Given records:
--- BEGIN ---
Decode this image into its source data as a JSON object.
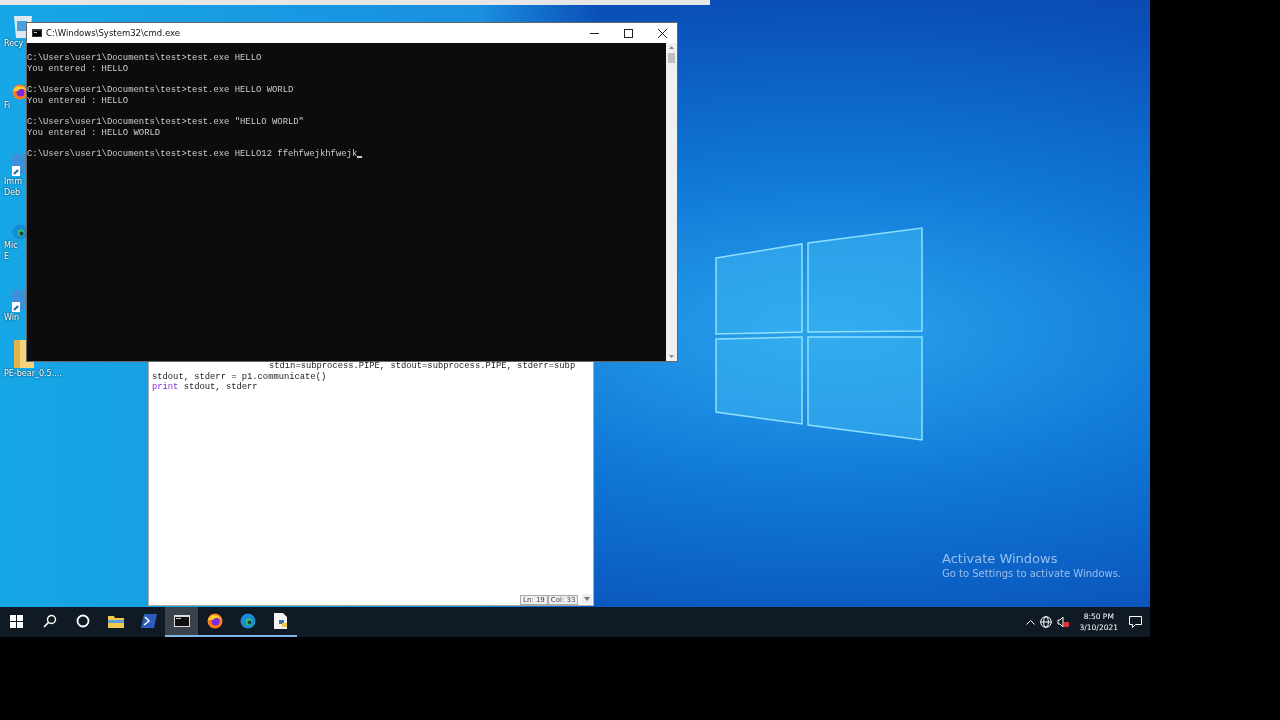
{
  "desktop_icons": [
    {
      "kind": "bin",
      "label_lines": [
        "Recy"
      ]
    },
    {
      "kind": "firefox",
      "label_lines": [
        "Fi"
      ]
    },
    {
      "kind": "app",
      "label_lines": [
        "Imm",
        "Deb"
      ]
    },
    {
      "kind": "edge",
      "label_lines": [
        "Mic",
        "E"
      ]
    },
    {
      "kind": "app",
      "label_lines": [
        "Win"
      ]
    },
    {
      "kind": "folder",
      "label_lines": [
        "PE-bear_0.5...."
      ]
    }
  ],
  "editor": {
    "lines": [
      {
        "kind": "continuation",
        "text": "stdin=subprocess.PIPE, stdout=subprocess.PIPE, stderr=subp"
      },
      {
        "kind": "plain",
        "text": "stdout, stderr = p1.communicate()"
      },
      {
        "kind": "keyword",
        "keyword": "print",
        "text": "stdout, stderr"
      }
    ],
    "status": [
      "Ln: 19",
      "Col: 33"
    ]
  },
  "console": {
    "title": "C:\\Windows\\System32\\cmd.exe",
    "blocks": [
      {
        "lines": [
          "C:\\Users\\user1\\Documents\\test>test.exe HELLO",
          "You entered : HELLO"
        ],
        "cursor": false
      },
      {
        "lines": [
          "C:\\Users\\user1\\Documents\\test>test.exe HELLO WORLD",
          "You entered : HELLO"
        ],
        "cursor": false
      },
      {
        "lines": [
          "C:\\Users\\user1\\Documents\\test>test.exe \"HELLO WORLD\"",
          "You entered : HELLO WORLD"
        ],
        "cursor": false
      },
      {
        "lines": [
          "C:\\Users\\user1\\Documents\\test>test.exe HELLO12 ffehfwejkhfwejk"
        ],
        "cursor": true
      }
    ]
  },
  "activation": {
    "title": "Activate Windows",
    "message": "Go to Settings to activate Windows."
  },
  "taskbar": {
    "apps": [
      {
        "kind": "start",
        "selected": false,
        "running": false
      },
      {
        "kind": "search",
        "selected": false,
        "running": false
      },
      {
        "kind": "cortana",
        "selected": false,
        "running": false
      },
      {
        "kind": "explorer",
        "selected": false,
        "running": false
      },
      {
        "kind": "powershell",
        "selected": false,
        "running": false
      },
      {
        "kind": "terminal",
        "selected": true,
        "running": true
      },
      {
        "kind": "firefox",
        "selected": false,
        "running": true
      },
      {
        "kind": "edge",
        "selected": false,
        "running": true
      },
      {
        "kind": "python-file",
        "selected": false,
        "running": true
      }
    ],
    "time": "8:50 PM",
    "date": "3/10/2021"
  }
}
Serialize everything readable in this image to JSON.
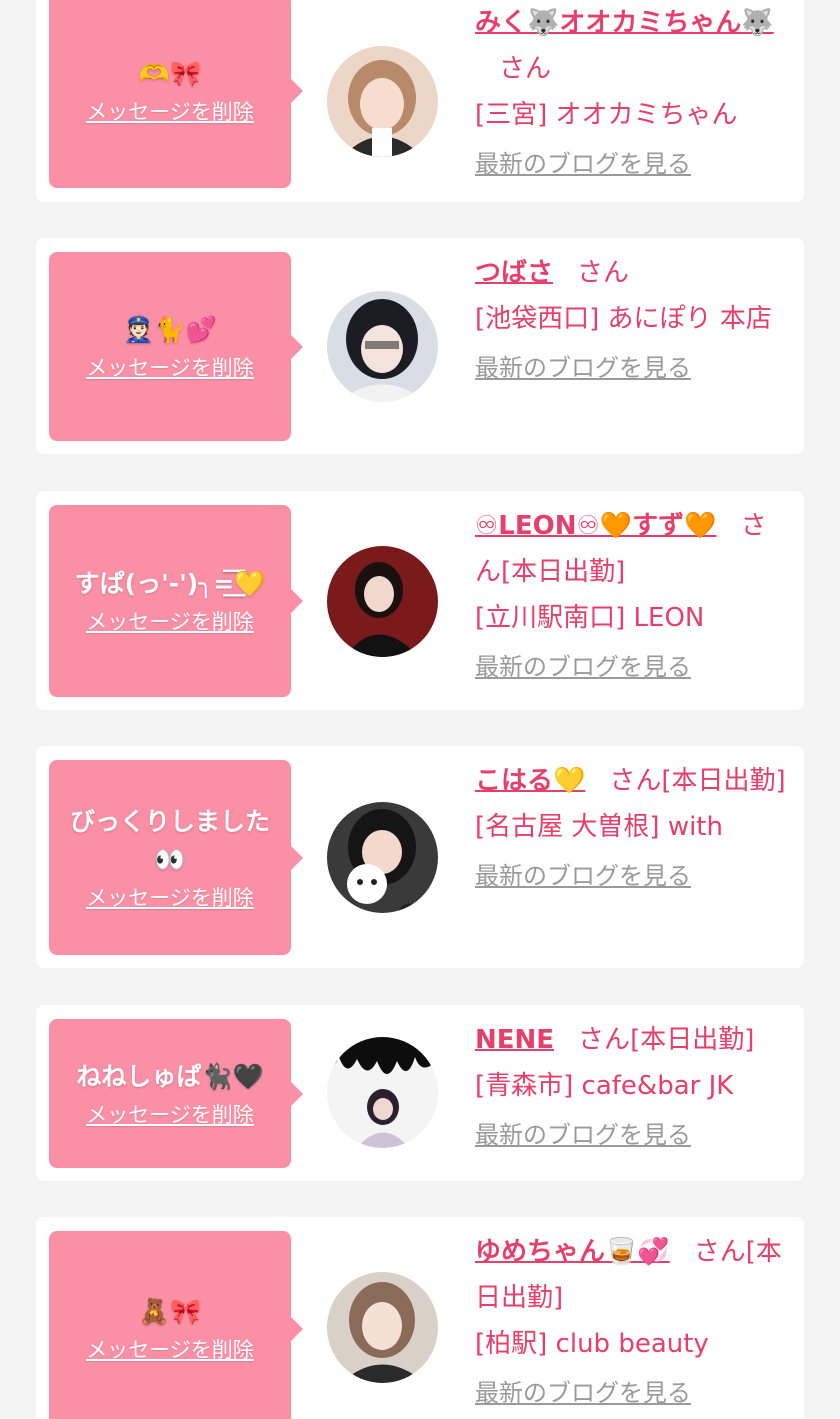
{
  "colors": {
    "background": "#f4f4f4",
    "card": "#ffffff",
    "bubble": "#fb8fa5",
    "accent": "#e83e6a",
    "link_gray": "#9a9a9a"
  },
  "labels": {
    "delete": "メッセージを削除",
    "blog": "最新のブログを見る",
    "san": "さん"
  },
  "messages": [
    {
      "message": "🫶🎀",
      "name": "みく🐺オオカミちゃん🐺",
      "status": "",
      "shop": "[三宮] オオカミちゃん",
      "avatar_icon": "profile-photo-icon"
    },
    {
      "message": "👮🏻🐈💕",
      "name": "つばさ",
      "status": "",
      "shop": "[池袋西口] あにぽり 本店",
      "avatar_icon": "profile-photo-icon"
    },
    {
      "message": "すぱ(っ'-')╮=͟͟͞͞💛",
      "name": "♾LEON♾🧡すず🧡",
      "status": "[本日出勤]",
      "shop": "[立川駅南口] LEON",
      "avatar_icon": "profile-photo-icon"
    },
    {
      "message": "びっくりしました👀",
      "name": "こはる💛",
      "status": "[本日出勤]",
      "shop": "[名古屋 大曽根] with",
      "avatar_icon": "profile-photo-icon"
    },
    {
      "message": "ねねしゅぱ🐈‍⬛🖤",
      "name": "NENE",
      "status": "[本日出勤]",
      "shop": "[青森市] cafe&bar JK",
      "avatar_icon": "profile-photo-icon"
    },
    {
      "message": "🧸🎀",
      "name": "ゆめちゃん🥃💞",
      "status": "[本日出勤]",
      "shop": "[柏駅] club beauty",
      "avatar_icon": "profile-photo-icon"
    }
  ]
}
--- END ---
--- BEGIN ---
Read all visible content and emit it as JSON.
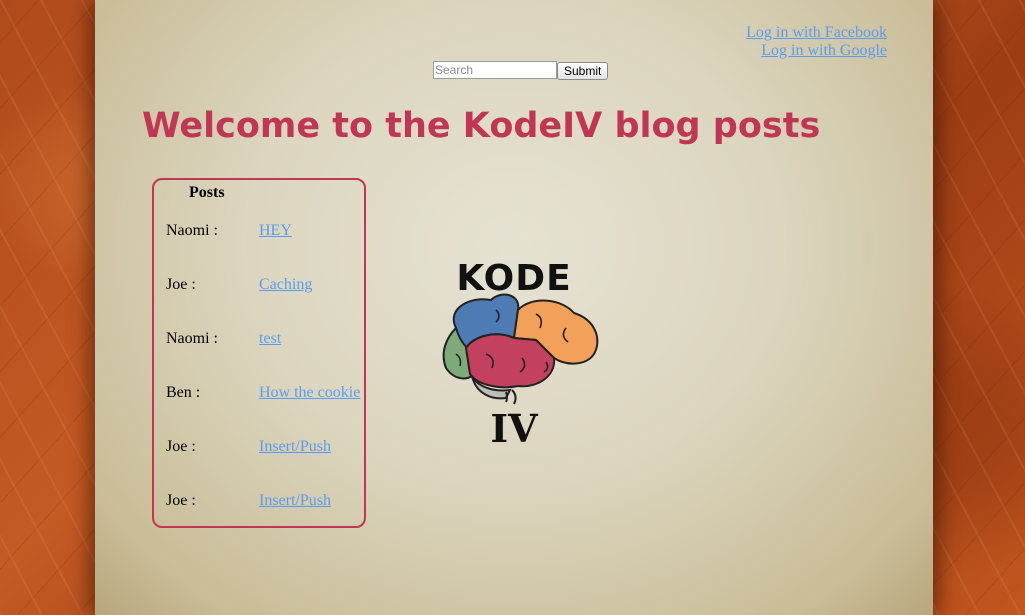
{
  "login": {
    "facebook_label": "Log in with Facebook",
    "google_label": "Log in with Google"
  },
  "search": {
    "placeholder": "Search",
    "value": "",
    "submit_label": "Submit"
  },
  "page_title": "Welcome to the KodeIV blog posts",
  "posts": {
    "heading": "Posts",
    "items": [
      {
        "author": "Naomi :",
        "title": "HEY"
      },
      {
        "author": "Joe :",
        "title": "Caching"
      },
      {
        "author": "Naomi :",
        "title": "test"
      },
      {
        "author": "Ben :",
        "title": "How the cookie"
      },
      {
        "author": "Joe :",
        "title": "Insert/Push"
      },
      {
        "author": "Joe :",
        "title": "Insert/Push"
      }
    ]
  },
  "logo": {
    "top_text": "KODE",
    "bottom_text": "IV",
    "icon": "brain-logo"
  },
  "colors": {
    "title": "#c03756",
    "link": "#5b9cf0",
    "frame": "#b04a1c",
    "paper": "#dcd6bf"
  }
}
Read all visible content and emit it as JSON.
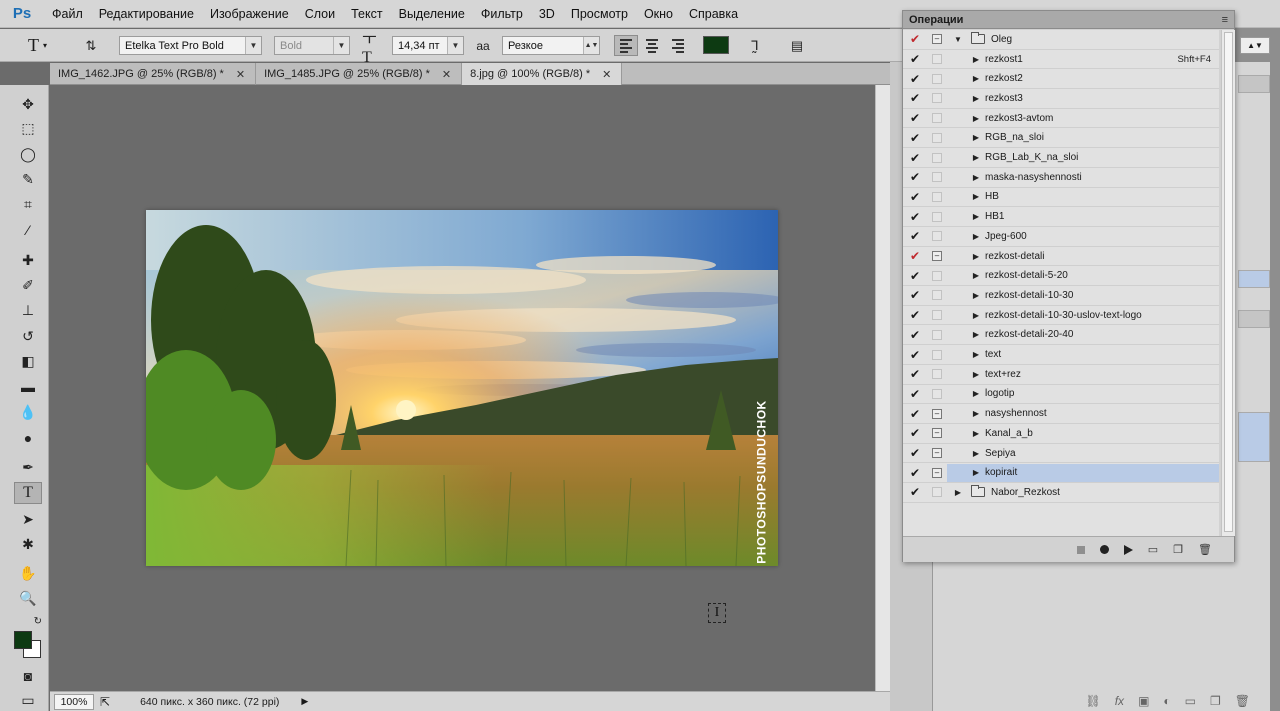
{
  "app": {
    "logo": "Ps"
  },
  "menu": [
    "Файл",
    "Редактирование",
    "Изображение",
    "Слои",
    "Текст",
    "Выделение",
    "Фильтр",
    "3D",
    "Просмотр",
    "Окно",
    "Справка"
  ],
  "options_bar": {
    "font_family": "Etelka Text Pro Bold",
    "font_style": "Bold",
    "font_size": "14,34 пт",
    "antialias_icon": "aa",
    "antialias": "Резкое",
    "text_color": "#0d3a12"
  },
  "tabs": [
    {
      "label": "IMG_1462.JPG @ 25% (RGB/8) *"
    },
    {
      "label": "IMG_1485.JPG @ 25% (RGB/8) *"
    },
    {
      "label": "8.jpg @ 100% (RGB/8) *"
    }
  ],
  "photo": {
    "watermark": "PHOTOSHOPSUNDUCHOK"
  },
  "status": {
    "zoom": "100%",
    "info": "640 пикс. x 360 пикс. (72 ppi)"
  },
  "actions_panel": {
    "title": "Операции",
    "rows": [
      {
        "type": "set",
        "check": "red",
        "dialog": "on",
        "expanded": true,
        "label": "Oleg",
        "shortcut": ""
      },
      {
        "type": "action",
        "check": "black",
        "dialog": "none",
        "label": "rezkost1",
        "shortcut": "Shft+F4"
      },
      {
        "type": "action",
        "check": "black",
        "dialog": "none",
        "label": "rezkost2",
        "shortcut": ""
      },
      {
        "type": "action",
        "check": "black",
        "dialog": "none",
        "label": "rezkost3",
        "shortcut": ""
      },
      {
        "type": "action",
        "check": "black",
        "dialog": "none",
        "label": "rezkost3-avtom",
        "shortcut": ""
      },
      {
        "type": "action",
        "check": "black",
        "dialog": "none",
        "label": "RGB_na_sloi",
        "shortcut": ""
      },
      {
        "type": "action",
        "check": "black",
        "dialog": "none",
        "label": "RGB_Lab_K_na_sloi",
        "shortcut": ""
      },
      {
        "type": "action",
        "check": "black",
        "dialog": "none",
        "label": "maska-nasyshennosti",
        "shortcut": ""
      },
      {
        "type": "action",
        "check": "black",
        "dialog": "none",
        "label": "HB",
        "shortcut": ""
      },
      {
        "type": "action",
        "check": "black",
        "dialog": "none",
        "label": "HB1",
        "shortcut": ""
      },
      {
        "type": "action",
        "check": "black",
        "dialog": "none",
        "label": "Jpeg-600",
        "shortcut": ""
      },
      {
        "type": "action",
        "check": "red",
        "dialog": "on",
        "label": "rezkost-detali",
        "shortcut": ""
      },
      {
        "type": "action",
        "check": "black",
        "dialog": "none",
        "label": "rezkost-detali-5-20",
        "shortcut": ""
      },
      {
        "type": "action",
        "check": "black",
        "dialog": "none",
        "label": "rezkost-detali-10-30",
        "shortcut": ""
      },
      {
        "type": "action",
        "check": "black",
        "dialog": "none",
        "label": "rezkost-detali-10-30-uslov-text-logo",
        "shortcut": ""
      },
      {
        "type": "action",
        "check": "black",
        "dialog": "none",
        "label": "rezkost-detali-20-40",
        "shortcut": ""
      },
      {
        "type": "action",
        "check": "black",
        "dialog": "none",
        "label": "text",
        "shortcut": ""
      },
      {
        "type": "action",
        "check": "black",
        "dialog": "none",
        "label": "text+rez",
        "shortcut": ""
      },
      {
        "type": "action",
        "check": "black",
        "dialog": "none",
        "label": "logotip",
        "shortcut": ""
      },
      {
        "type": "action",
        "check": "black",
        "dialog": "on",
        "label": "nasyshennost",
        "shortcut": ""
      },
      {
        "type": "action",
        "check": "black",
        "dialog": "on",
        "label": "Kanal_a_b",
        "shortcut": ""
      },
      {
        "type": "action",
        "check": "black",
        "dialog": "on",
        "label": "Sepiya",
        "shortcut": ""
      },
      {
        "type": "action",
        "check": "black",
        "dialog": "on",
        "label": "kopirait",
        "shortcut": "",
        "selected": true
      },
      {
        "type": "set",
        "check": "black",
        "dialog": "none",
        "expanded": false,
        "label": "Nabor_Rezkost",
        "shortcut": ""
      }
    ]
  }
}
--- END ---
--- BEGIN ---
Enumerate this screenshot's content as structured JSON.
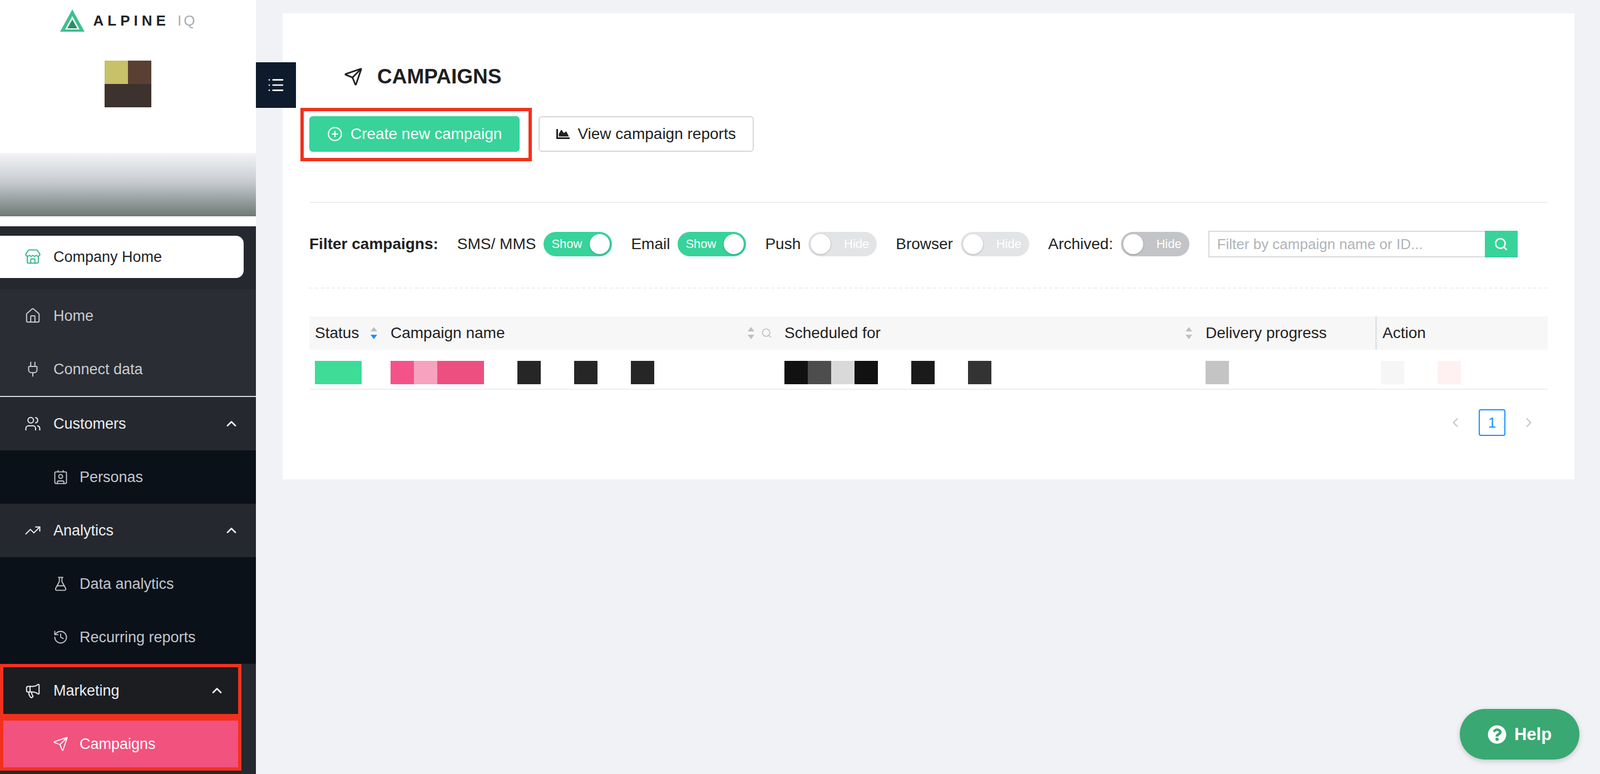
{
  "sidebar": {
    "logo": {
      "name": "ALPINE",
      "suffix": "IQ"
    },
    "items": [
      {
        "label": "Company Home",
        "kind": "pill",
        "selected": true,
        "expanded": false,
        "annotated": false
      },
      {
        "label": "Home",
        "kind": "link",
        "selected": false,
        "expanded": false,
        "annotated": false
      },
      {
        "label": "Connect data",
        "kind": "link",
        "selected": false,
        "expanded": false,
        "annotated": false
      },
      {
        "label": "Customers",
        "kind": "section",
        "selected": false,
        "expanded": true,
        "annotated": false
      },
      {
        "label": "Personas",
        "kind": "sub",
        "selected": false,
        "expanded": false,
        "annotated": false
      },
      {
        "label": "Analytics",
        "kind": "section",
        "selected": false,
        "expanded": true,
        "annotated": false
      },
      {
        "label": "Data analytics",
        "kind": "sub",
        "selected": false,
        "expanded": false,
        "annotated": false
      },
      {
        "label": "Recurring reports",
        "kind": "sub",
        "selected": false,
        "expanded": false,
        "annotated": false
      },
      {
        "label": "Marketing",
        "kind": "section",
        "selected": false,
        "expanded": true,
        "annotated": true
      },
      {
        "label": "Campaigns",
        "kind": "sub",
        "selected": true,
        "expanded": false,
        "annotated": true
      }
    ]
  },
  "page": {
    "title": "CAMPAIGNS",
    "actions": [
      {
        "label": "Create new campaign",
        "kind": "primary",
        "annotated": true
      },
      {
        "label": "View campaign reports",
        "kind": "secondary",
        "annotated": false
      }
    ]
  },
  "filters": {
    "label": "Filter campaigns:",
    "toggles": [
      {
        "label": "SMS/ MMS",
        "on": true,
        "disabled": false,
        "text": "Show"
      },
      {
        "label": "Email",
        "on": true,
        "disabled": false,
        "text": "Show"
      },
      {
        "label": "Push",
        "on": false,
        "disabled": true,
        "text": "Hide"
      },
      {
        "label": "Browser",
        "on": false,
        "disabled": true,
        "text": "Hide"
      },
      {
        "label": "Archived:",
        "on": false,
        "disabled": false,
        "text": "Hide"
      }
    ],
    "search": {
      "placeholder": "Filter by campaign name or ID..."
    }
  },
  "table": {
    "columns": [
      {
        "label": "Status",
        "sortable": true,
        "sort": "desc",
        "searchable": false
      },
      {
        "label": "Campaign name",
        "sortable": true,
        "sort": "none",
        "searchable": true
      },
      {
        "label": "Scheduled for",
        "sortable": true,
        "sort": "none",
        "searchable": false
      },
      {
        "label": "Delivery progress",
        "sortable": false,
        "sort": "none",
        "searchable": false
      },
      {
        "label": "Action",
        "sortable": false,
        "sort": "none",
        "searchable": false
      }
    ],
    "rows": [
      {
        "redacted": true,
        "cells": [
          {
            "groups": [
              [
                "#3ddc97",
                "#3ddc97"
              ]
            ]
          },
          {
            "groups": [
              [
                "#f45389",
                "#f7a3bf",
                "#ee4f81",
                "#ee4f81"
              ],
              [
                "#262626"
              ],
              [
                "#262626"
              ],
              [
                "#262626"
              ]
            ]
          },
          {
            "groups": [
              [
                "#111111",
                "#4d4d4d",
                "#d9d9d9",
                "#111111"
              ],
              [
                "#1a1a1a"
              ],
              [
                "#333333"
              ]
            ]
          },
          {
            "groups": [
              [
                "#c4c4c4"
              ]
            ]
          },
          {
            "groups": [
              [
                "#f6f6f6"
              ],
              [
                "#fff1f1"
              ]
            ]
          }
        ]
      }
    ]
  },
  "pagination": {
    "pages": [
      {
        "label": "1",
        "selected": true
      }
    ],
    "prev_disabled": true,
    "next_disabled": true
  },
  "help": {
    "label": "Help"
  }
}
--- END ---
What the task requires:
Pick out lines containing the word "placeholder", each one as written.

Response to this exercise:
    "placeholder": "Search",
      "placeholder": "Filter by campaign name or ID..."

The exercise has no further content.